--- Data supplied ---
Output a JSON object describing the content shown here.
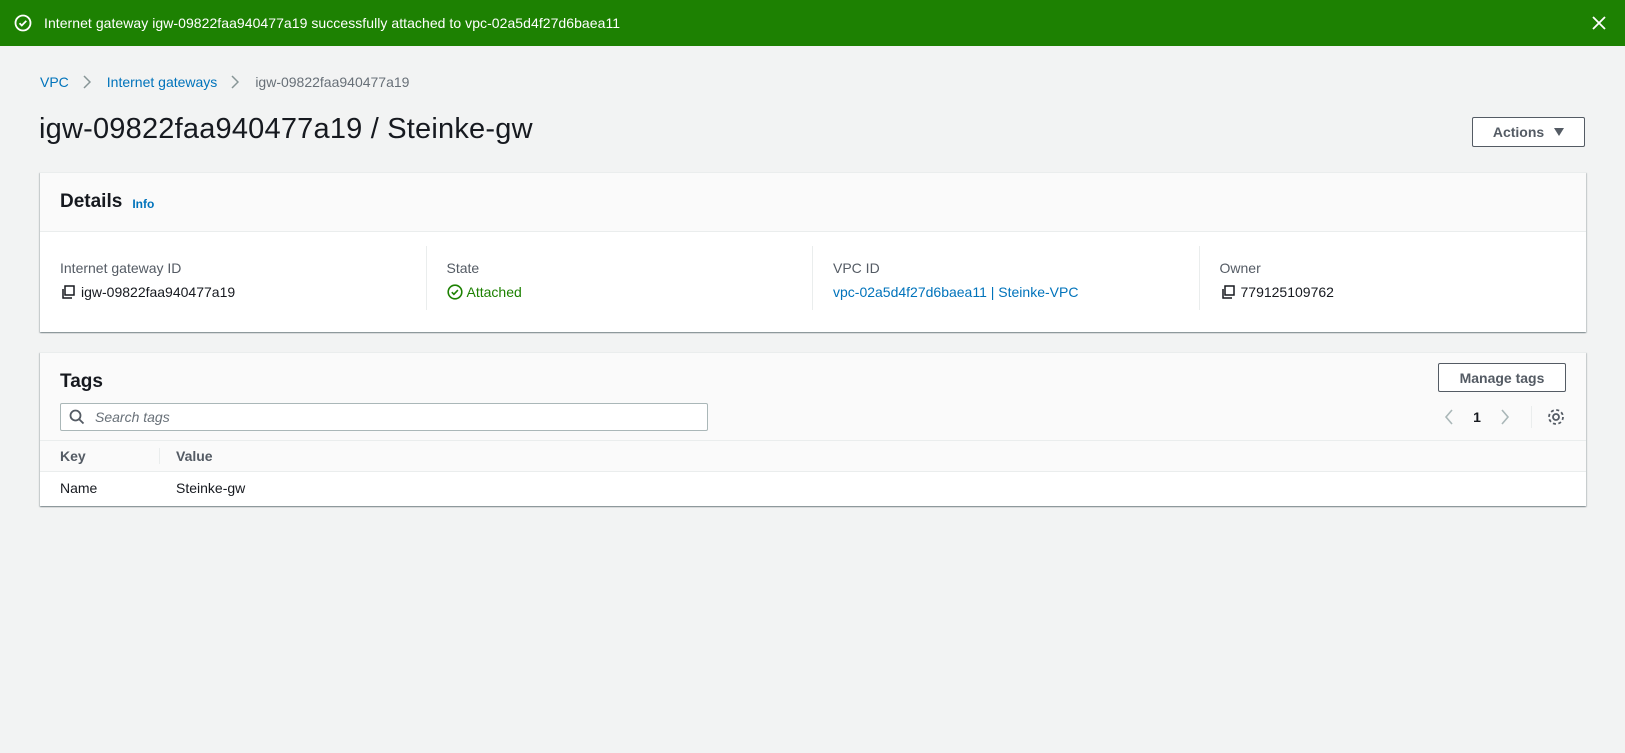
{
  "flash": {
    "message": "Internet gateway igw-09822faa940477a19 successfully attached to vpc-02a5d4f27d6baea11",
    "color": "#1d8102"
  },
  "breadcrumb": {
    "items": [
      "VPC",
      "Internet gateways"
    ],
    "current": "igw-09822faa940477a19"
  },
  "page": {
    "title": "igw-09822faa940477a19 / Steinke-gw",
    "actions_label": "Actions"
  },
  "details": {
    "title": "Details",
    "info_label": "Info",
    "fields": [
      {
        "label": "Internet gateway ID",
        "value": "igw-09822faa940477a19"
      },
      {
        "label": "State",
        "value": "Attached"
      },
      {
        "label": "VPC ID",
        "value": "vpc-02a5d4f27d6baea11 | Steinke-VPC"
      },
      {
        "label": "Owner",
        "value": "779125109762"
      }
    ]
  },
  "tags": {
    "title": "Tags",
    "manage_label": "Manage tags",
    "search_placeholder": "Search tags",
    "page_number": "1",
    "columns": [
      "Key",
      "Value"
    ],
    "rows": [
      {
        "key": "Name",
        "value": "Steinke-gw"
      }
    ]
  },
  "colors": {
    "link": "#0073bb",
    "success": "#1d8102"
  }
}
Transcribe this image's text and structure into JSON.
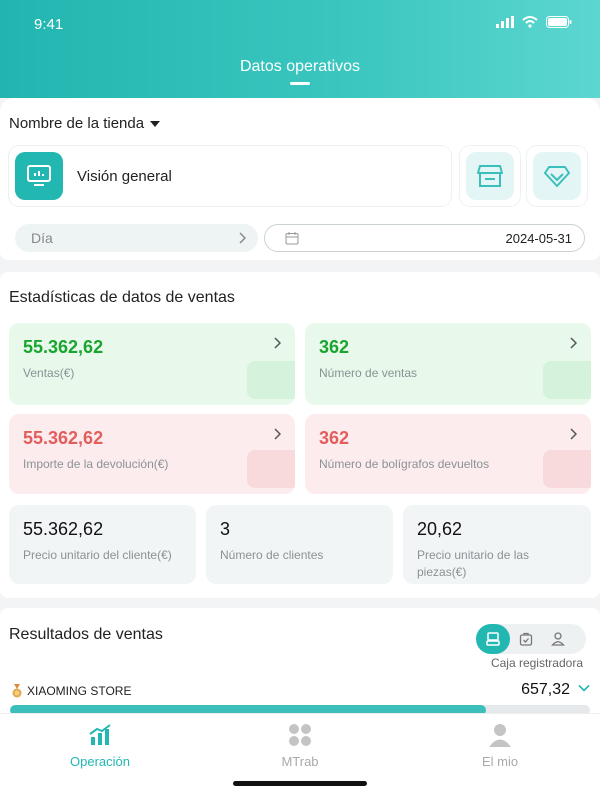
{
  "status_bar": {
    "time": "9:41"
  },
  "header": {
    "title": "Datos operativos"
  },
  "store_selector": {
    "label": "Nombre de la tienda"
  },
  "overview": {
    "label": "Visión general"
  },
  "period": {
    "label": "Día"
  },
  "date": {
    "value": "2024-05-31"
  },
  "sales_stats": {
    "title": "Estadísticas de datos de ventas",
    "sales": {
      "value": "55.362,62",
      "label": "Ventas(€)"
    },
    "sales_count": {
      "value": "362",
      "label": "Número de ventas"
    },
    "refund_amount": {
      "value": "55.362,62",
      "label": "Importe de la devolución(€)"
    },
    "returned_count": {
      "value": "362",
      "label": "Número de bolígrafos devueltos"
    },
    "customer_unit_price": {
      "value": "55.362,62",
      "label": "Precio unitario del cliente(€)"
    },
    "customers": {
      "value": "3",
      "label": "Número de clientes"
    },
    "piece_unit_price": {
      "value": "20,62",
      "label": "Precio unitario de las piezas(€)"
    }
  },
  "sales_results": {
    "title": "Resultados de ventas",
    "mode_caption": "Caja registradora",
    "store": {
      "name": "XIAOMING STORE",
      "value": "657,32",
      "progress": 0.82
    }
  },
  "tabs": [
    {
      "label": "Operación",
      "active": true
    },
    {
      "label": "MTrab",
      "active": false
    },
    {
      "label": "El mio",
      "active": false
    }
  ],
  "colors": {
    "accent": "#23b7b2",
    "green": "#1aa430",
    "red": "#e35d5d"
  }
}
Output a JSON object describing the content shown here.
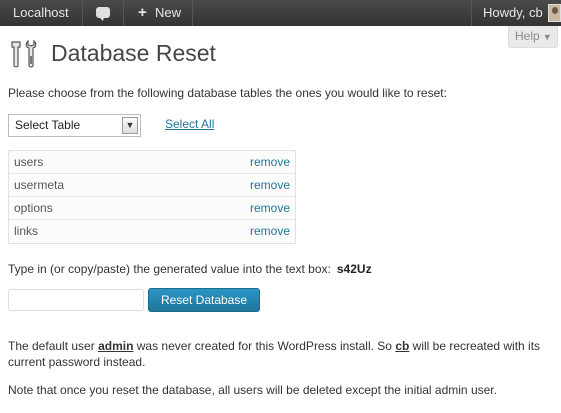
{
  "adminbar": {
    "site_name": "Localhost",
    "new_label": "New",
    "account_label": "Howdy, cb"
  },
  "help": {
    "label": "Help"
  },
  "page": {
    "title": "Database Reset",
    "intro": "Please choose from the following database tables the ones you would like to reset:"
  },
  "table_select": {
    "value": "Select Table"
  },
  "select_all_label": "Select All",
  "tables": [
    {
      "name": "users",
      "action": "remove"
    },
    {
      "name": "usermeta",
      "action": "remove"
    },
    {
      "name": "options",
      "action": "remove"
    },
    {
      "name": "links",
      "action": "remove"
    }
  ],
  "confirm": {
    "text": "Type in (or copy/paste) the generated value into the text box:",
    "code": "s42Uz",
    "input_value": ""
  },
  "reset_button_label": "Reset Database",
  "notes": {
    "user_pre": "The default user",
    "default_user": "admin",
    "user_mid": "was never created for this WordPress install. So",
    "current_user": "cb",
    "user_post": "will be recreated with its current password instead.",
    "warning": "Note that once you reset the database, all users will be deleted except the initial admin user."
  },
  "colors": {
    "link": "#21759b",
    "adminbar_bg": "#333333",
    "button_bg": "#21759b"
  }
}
---
- The task
Reproduce every line of the listing above in which the string "text" appears.

- Exercise result
Transcribe this image's text and structure into JSON.
    "text": "Type in (or copy/paste) the generated value into the text box:",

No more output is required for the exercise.